*Written problem:* Go through the lines below and copy each one that holds the string "marker".

*Records to process:*
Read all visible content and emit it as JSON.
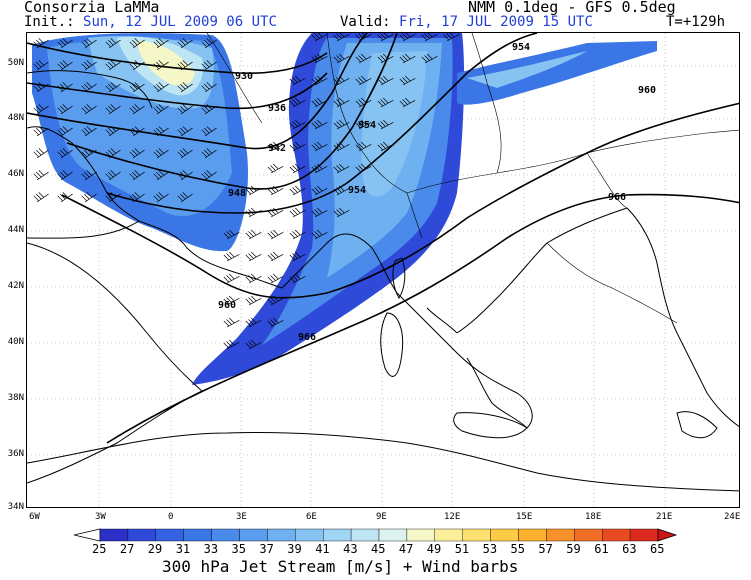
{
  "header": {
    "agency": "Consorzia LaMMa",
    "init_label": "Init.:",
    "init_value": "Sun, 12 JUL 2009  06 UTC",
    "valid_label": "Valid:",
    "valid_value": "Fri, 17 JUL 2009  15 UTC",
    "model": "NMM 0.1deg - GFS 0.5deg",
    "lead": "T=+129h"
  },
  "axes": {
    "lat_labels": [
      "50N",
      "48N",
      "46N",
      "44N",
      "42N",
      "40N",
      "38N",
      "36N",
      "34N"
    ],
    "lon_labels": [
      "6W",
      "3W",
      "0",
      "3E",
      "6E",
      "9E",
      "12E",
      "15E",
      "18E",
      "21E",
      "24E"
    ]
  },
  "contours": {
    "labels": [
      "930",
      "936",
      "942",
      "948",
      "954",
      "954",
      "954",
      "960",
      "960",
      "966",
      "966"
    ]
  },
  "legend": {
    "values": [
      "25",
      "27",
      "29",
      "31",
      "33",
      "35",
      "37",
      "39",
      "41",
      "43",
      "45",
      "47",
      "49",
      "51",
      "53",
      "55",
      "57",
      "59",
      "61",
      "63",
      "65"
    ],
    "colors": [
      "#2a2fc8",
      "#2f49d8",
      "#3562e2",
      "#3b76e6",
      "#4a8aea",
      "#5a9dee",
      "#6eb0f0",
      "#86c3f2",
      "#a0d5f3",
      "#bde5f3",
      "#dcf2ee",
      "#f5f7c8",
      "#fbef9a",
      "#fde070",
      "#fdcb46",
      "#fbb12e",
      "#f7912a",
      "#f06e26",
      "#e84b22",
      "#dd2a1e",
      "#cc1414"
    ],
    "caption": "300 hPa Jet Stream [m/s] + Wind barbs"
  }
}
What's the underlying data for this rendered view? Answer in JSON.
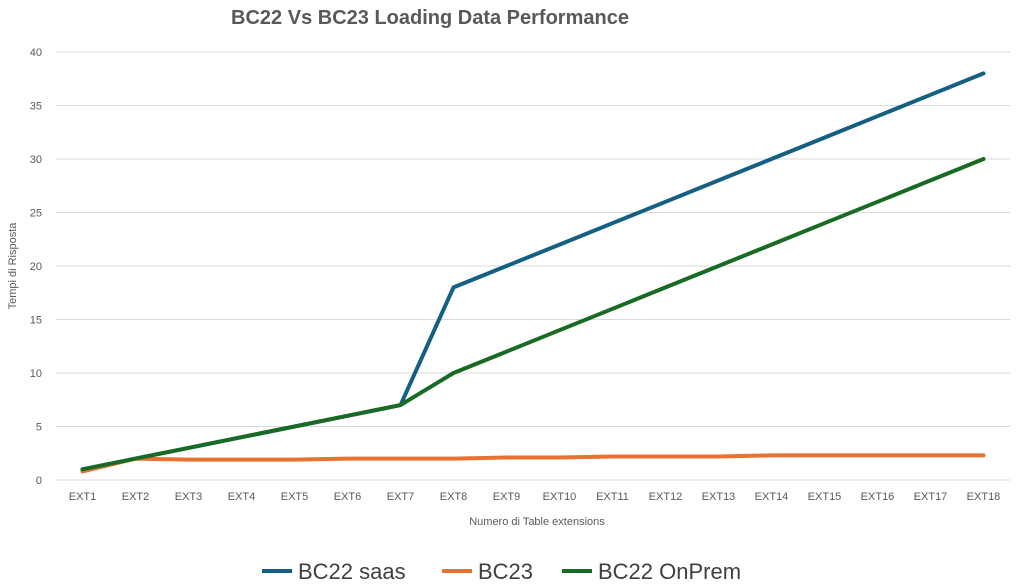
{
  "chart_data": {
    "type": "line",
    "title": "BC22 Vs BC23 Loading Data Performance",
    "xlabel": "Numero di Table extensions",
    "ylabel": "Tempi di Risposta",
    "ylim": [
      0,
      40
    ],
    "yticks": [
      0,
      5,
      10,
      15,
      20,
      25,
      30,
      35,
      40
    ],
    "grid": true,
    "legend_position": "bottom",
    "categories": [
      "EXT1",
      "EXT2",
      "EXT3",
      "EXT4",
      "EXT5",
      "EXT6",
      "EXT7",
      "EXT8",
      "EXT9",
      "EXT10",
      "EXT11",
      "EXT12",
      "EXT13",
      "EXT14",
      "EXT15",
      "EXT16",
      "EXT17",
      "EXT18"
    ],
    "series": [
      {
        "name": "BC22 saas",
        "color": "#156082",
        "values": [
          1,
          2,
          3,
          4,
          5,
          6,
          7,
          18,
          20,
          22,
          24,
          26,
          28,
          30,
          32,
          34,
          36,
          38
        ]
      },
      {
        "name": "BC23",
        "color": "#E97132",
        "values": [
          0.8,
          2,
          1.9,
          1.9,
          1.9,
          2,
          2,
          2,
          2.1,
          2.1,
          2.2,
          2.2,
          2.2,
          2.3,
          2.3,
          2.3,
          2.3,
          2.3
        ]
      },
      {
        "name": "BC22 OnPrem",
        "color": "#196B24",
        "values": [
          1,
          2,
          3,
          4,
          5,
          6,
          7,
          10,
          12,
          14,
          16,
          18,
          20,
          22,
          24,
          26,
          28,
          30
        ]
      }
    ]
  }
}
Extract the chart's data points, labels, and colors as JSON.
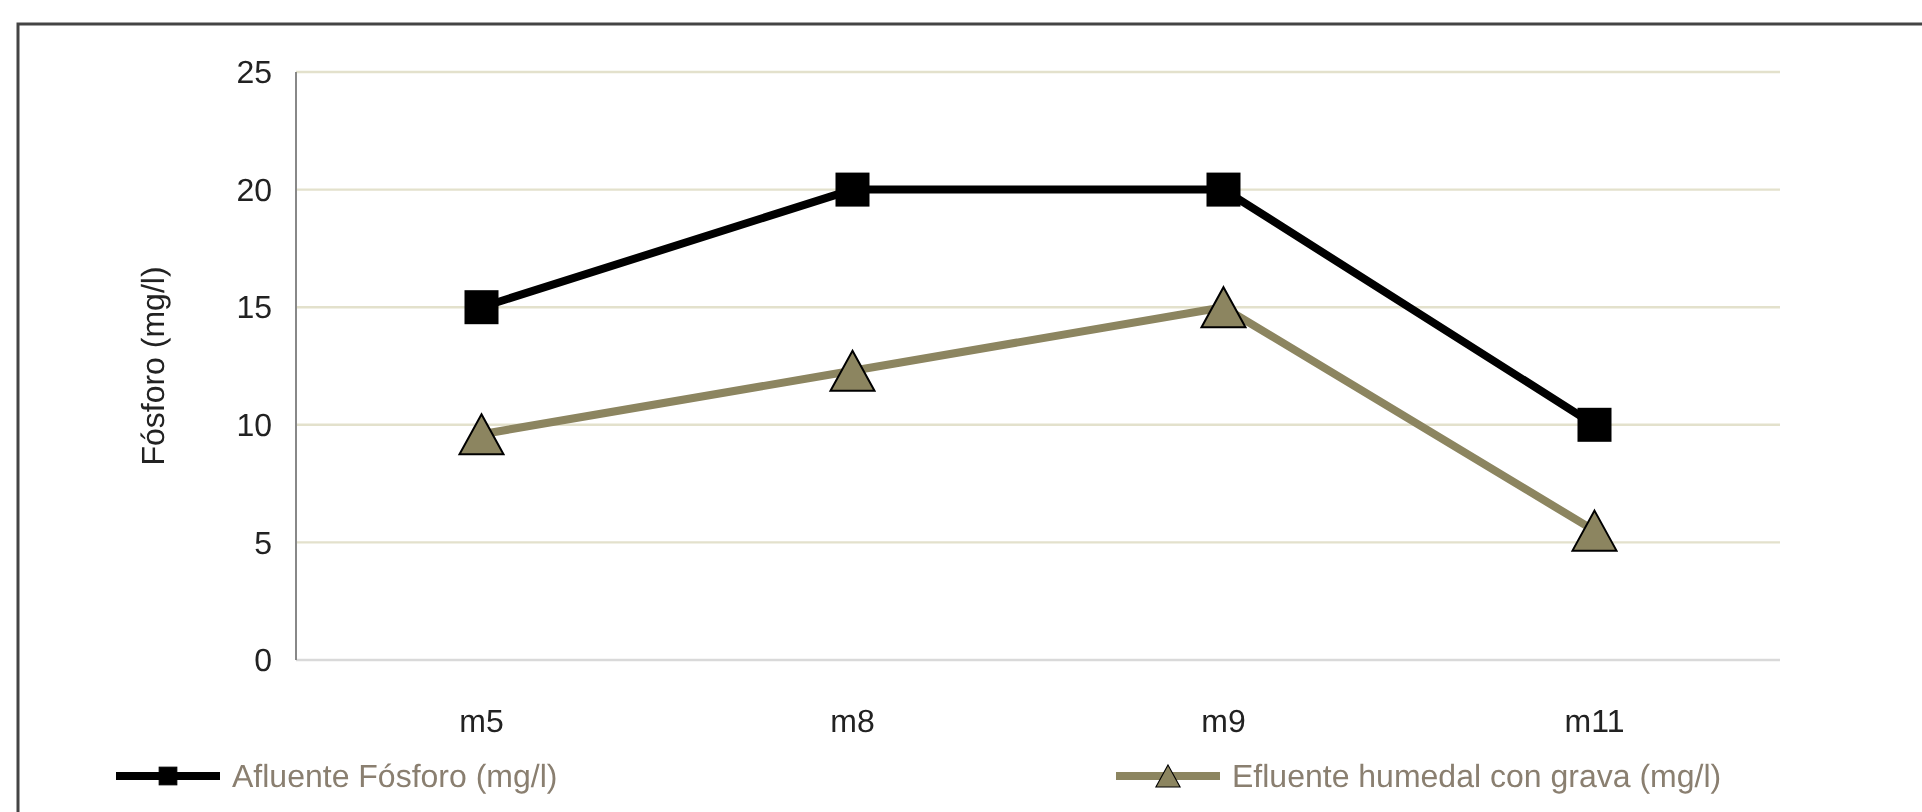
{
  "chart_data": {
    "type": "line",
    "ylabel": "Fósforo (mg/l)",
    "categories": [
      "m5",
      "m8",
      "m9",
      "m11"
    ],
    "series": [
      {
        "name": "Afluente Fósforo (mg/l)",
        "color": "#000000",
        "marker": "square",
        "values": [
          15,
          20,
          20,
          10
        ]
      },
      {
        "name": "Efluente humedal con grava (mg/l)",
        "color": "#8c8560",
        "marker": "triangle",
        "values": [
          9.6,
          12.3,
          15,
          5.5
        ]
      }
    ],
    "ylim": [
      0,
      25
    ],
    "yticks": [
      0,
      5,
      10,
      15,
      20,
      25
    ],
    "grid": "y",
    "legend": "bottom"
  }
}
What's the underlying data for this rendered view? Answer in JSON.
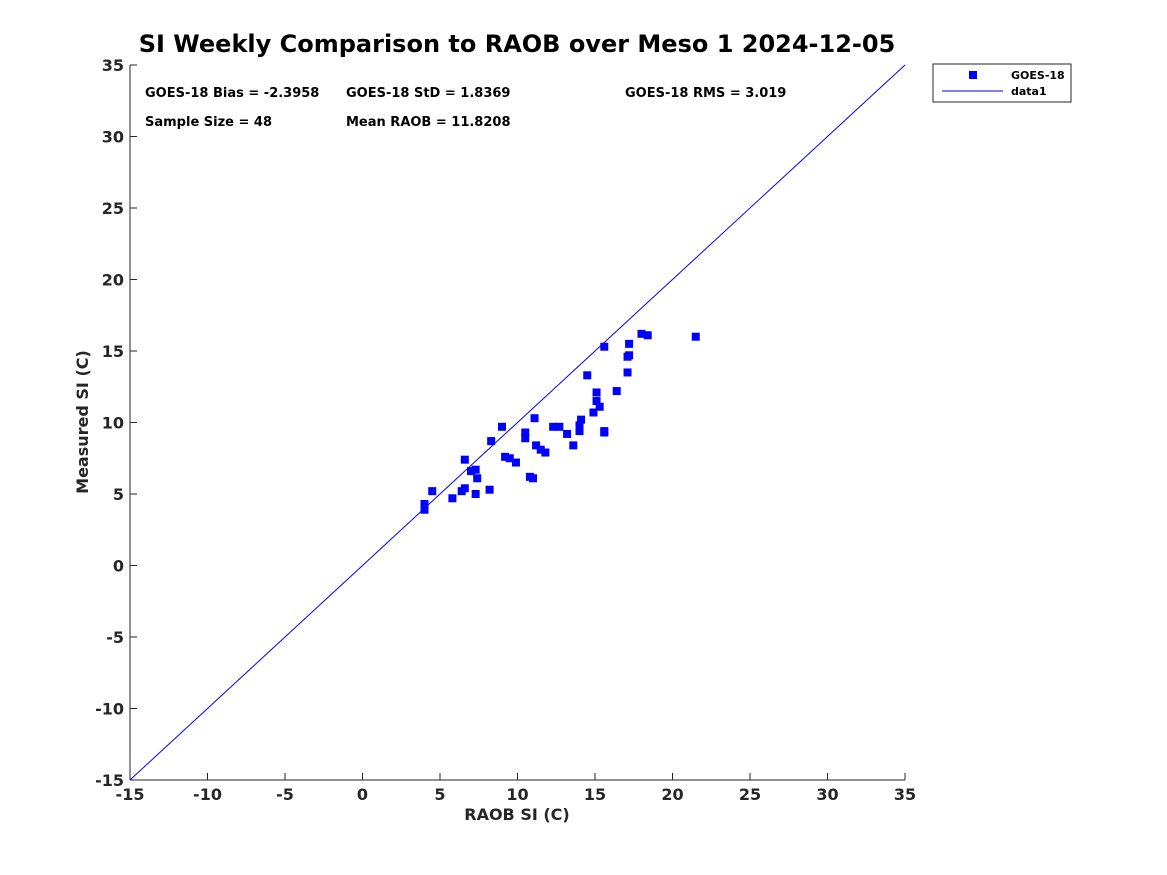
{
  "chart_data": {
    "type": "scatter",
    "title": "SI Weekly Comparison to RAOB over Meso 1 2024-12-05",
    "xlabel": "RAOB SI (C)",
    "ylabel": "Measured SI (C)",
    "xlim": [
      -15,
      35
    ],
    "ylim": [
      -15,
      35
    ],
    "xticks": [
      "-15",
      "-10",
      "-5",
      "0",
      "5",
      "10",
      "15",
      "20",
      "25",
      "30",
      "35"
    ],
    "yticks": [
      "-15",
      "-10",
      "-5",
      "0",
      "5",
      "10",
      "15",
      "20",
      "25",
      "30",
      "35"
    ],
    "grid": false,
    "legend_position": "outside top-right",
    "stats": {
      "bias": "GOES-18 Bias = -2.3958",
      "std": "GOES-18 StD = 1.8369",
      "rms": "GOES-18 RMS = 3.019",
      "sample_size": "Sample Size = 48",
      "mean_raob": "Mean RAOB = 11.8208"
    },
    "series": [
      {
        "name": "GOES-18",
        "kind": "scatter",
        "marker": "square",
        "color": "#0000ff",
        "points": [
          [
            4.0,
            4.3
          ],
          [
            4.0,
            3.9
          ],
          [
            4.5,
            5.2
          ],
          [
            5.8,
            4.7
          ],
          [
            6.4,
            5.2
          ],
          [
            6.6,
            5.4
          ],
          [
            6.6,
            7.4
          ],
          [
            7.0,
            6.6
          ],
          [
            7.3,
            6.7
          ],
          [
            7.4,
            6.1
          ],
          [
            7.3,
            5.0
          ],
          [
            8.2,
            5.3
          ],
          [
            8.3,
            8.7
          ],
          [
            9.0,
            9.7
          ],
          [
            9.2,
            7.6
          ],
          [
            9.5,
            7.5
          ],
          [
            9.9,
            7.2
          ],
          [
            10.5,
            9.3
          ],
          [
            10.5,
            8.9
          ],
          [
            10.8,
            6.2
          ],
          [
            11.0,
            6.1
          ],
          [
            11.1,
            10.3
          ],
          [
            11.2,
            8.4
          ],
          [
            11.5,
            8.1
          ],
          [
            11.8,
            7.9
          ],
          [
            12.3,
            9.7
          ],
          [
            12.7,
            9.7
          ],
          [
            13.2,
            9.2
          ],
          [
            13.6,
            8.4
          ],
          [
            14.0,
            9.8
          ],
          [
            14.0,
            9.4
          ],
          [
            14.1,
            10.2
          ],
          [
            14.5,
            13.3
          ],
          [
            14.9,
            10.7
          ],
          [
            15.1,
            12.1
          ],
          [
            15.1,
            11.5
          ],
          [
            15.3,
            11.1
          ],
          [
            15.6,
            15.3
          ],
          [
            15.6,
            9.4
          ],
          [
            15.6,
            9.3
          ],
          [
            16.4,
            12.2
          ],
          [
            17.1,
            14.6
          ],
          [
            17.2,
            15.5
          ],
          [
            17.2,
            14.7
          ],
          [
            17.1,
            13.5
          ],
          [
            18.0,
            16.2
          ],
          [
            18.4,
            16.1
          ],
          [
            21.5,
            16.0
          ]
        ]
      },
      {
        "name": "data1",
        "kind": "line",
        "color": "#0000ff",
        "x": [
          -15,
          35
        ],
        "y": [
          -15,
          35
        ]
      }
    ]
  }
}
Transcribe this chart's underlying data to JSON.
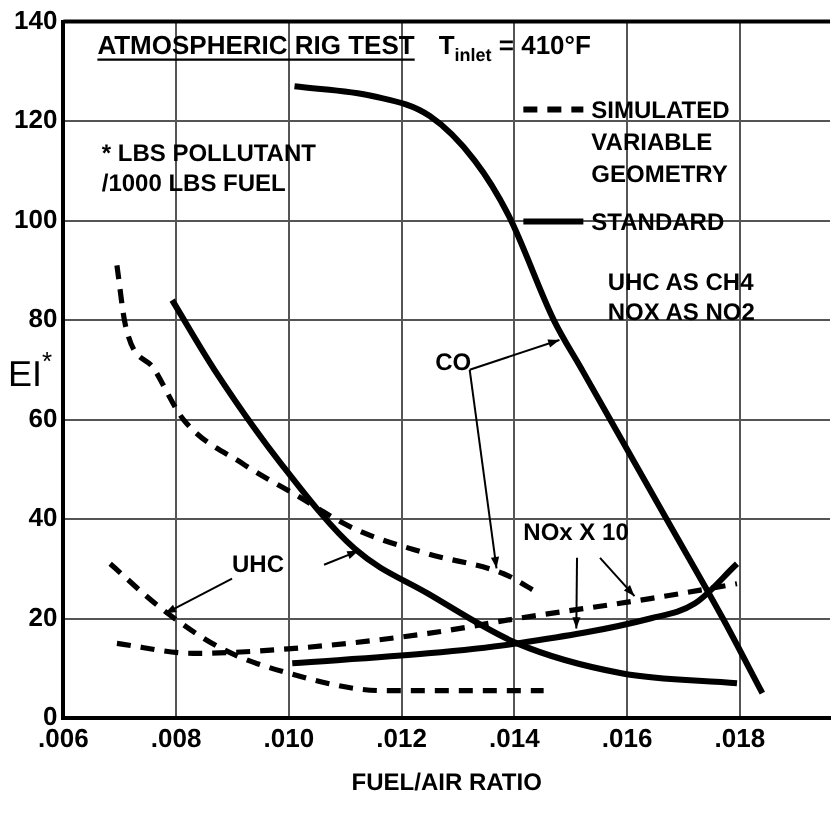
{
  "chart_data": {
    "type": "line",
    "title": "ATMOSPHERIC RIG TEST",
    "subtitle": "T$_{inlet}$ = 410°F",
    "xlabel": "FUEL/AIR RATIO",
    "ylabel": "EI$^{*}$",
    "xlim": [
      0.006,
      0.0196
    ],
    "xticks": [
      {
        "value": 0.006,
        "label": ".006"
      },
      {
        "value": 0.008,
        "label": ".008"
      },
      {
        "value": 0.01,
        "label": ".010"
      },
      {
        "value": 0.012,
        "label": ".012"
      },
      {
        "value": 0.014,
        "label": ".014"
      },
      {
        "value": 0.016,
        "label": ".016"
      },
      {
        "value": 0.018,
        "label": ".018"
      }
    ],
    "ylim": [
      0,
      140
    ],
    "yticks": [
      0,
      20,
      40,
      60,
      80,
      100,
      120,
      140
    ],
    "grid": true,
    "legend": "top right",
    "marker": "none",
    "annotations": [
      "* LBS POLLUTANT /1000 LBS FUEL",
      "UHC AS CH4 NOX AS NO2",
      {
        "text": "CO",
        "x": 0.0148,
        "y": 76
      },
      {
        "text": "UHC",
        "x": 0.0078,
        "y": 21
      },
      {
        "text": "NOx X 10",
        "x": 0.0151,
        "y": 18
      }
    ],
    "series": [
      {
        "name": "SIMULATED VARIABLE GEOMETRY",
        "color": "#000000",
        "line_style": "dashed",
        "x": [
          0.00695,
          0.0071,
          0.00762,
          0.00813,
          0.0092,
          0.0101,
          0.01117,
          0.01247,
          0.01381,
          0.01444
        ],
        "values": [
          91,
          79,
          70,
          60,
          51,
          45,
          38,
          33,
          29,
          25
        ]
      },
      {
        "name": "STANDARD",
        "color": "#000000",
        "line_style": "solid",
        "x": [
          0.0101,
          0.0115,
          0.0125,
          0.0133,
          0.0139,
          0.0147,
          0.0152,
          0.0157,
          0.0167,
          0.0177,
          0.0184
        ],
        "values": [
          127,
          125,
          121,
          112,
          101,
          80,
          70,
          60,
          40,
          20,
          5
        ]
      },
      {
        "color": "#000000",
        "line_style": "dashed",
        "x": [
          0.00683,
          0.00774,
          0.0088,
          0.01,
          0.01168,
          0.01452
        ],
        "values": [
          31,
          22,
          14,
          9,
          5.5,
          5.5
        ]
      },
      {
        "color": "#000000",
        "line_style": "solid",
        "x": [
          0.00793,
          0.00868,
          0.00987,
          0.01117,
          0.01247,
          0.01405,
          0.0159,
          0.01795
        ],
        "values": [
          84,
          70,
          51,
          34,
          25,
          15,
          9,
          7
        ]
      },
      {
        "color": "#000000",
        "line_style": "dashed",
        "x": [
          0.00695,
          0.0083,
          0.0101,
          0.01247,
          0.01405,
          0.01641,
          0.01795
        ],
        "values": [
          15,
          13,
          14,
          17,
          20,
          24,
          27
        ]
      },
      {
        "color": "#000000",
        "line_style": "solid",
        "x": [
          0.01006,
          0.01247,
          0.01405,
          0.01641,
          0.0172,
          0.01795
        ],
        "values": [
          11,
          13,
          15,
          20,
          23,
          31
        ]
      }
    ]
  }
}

*Result of the exercise:*
        "marker": "square",
        "marker": "triangle",
        "marker": "square",
    "marker": "none",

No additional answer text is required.